Please write out the complete listing that follows, exactly as it reads.

==== INPUT ====

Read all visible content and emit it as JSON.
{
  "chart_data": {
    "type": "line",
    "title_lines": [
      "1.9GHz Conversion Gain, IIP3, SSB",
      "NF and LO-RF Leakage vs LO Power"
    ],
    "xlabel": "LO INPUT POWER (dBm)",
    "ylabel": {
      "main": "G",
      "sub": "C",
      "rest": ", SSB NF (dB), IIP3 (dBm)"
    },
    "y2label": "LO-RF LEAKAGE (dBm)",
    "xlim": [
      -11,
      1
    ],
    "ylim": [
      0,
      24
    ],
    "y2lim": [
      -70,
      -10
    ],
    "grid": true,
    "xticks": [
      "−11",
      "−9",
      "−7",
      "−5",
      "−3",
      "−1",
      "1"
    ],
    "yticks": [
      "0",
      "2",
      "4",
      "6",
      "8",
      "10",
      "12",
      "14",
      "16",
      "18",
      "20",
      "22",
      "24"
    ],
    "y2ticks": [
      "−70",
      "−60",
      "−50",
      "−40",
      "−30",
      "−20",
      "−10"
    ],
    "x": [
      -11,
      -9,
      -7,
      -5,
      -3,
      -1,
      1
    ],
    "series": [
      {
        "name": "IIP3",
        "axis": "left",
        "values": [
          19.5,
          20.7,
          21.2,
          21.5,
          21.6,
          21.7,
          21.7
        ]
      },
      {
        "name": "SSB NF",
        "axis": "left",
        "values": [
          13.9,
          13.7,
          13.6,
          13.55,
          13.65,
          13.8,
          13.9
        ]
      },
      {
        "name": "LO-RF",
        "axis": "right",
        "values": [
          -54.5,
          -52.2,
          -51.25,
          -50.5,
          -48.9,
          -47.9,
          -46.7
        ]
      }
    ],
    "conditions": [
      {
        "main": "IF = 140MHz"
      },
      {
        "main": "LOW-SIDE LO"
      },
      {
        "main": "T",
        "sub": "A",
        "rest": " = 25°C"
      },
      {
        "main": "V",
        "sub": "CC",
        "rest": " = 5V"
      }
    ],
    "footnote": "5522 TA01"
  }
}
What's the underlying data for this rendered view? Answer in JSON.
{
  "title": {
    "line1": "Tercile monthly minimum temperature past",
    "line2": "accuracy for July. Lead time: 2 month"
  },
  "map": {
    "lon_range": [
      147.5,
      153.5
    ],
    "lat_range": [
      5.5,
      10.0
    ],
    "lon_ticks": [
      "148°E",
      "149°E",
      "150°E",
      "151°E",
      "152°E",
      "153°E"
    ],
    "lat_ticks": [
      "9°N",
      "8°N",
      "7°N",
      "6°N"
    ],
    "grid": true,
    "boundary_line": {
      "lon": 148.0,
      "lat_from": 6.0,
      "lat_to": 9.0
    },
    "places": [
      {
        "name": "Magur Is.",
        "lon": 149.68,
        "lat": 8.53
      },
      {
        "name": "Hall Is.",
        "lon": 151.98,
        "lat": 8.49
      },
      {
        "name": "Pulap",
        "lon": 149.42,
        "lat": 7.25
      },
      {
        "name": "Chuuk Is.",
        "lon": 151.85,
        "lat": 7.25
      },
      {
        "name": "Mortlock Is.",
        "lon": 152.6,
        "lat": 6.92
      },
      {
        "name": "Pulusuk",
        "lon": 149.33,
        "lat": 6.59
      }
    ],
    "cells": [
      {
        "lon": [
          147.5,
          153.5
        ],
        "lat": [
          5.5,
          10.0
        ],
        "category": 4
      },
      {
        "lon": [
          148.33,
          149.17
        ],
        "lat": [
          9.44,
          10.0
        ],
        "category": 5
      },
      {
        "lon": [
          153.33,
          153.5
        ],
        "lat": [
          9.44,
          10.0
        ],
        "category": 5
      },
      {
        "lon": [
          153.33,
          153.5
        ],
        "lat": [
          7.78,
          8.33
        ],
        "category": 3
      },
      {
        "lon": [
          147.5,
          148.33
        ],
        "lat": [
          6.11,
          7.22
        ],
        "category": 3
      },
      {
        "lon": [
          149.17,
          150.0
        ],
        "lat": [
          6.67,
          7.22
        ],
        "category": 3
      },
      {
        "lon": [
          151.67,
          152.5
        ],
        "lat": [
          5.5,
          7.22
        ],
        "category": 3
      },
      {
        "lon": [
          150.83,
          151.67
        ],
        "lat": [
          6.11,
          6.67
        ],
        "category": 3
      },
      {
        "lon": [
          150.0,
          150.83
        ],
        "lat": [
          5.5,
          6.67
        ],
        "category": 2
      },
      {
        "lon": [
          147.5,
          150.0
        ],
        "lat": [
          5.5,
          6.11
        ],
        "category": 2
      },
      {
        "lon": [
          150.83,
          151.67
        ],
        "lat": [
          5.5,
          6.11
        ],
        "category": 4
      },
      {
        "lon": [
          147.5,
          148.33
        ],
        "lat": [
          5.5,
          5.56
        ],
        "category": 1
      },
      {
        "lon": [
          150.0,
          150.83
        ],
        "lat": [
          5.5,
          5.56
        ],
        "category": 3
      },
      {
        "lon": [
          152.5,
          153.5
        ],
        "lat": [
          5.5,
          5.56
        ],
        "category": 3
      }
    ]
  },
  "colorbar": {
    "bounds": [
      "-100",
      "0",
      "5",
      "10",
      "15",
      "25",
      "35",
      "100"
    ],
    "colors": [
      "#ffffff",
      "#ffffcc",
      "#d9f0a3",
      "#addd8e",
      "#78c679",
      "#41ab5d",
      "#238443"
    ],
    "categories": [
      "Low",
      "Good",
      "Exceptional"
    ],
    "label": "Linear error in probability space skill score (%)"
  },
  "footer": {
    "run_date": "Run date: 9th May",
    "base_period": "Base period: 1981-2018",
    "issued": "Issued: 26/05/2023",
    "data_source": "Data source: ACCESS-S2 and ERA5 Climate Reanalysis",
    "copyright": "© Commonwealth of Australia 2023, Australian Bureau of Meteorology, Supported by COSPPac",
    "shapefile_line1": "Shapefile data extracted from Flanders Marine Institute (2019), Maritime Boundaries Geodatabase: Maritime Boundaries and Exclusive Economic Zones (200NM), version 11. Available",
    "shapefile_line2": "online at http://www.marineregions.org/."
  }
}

====

◆ FINAL RESULT:
Read all visible content and emit it as JSON.
{
  "chart_data": {
    "type": "line",
    "title_lines": [
      "1.9GHz Conversion Gain, IIP3, SSB",
      "NF and LO-RF Leakage vs LO Power"
    ],
    "xlabel": "LO INPUT POWER (dBm)",
    "ylabel": {
      "main": "G",
      "sub": "C",
      "rest": ", SSB NF (dB), IIP3 (dBm)"
    },
    "y2label": "LO-RF LEAKAGE (dBm)",
    "xlim": [
      -11,
      1
    ],
    "ylim": [
      0,
      24
    ],
    "y2lim": [
      -70,
      -10
    ],
    "grid": true,
    "xticks": [
      "−11",
      "−9",
      "−7",
      "−5",
      "−3",
      "−1",
      "1"
    ],
    "yticks": [
      "0",
      "2",
      "4",
      "6",
      "8",
      "10",
      "12",
      "14",
      "16",
      "18",
      "20",
      "22",
      "24"
    ],
    "y2ticks": [
      "−70",
      "−60",
      "−50",
      "−40",
      "−30",
      "−20",
      "−10"
    ],
    "x": [
      -11,
      -9,
      -7,
      -5,
      -3,
      -1,
      1
    ],
    "series": [
      {
        "name": "IIP3",
        "axis": "left",
        "values": [
          19.5,
          20.7,
          21.2,
          21.5,
          21.6,
          21.7,
          21.7
        ]
      },
      {
        "name": "SSB NF",
        "axis": "left",
        "values": [
          13.9,
          13.7,
          13.6,
          13.55,
          13.65,
          13.8,
          13.9
        ]
      },
      {
        "name": "LO-RF",
        "axis": "right",
        "values": [
          -54.5,
          -52.2,
          -51.25,
          -50.5,
          -48.9,
          -47.9,
          -46.7
        ]
      }
    ],
    "conditions": [
      {
        "main": "IF = 140MHz"
      },
      {
        "main": "LOW-SIDE LO"
      },
      {
        "main": "T",
        "sub": "A",
        "rest": " = 25°C"
      },
      {
        "main": "V",
        "sub": "CC",
        "rest": " = 5V"
      }
    ],
    "footnote": "5522 TA01"
  }
}
What's the underlying data for this rendered view? Answer in JSON.
{
  "title": {
    "line1": "Tercile monthly minimum temperature past",
    "line2": "accuracy for July. Lead time: 2 month"
  },
  "map": {
    "lon_range": [
      147.5,
      153.5
    ],
    "lat_range": [
      5.5,
      10.0
    ],
    "lon_ticks": [
      "148°E",
      "149°E",
      "150°E",
      "151°E",
      "152°E",
      "153°E"
    ],
    "lat_ticks": [
      "9°N",
      "8°N",
      "7°N",
      "6°N"
    ],
    "grid": true,
    "boundary_line": {
      "lon": 148.0,
      "lat_from": 6.0,
      "lat_to": 9.0
    },
    "places": [
      {
        "name": "Magur Is.",
        "lon": 149.68,
        "lat": 8.53
      },
      {
        "name": "Hall Is.",
        "lon": 151.98,
        "lat": 8.49
      },
      {
        "name": "Pulap",
        "lon": 149.42,
        "lat": 7.25
      },
      {
        "name": "Chuuk Is.",
        "lon": 151.85,
        "lat": 7.25
      },
      {
        "name": "Mortlock Is.",
        "lon": 152.6,
        "lat": 6.92
      },
      {
        "name": "Pulusuk",
        "lon": 149.33,
        "lat": 6.59
      }
    ],
    "cells": [
      {
        "lon": [
          147.5,
          153.5
        ],
        "lat": [
          5.5,
          10.0
        ],
        "category": 4
      },
      {
        "lon": [
          148.33,
          149.17
        ],
        "lat": [
          9.44,
          10.0
        ],
        "category": 5
      },
      {
        "lon": [
          153.33,
          153.5
        ],
        "lat": [
          9.44,
          10.0
        ],
        "category": 5
      },
      {
        "lon": [
          153.33,
          153.5
        ],
        "lat": [
          7.78,
          8.33
        ],
        "category": 3
      },
      {
        "lon": [
          147.5,
          148.33
        ],
        "lat": [
          6.11,
          7.22
        ],
        "category": 3
      },
      {
        "lon": [
          149.17,
          150.0
        ],
        "lat": [
          6.67,
          7.22
        ],
        "category": 3
      },
      {
        "lon": [
          151.67,
          152.5
        ],
        "lat": [
          5.5,
          7.22
        ],
        "category": 3
      },
      {
        "lon": [
          150.83,
          151.67
        ],
        "lat": [
          6.11,
          6.67
        ],
        "category": 3
      },
      {
        "lon": [
          150.0,
          150.83
        ],
        "lat": [
          5.5,
          6.67
        ],
        "category": 2
      },
      {
        "lon": [
          147.5,
          150.0
        ],
        "lat": [
          5.5,
          6.11
        ],
        "category": 2
      },
      {
        "lon": [
          150.83,
          151.67
        ],
        "lat": [
          5.5,
          6.11
        ],
        "category": 4
      },
      {
        "lon": [
          147.5,
          148.33
        ],
        "lat": [
          5.5,
          5.56
        ],
        "category": 1
      },
      {
        "lon": [
          150.0,
          150.83
        ],
        "lat": [
          5.5,
          5.56
        ],
        "category": 3
      },
      {
        "lon": [
          152.5,
          153.5
        ],
        "lat": [
          5.5,
          5.56
        ],
        "category": 3
      }
    ]
  },
  "colorbar": {
    "bounds": [
      "-100",
      "0",
      "5",
      "10",
      "15",
      "25",
      "35",
      "100"
    ],
    "colors": [
      "#ffffff",
      "#ffffcc",
      "#d9f0a3",
      "#addd8e",
      "#78c679",
      "#41ab5d",
      "#238443"
    ],
    "categories": [
      "Low",
      "Good",
      "Exceptional"
    ],
    "label": "Linear error in probability space skill score (%)"
  },
  "footer": {
    "run_date": "Run date: 9th May",
    "base_period": "Base period: 1981-2018",
    "issued": "Issued: 26/05/2023",
    "data_source": "Data source: ACCESS-S2 and ERA5 Climate Reanalysis",
    "copyright": "© Commonwealth of Australia 2023, Australian Bureau of Meteorology, Supported by COSPPac",
    "shapefile_line1": "Shapefile data extracted from Flanders Marine Institute (2019), Maritime Boundaries Geodatabase: Maritime Boundaries and Exclusive Economic Zones (200NM), version 11. Available",
    "shapefile_line2": "online at http://www.marineregions.org/."
  }
}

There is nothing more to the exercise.